Each line of the material below that holds the word "values" needs to be copied.

START Entries shown

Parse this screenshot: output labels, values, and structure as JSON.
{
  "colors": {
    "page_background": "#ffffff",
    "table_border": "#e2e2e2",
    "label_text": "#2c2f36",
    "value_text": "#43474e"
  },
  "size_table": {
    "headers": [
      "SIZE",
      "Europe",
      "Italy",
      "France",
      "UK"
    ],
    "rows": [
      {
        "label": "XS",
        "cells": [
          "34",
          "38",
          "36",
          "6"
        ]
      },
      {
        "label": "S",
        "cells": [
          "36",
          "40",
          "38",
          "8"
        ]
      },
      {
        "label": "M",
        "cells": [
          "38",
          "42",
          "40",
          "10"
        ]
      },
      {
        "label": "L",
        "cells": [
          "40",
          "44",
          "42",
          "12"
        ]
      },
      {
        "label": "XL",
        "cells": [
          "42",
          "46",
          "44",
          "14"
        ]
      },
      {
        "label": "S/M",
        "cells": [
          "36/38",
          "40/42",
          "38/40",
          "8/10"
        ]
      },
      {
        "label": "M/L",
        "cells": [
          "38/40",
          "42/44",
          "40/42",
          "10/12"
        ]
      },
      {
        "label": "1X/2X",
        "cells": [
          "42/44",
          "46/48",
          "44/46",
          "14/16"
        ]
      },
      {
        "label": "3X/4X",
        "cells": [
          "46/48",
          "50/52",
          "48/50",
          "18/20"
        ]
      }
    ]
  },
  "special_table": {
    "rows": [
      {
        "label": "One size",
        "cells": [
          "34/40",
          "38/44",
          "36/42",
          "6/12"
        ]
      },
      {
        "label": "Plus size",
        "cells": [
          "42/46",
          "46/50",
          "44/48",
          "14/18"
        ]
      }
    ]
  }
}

END Entries shown
START Entries shown

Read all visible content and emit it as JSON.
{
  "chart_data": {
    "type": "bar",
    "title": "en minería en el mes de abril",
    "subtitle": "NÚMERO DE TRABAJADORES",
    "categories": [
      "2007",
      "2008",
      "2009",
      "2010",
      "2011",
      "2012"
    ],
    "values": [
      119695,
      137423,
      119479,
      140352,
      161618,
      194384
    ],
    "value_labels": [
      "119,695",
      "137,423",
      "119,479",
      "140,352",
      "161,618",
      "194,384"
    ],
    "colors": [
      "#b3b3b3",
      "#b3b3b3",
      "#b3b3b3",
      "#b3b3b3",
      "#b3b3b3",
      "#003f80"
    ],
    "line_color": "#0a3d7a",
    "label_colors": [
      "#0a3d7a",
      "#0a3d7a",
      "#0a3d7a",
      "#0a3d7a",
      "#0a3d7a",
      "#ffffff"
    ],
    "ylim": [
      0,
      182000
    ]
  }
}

END Entries shown

**Task response**
Parse this screenshot: output labels, values, and structure as JSON.
    "values": [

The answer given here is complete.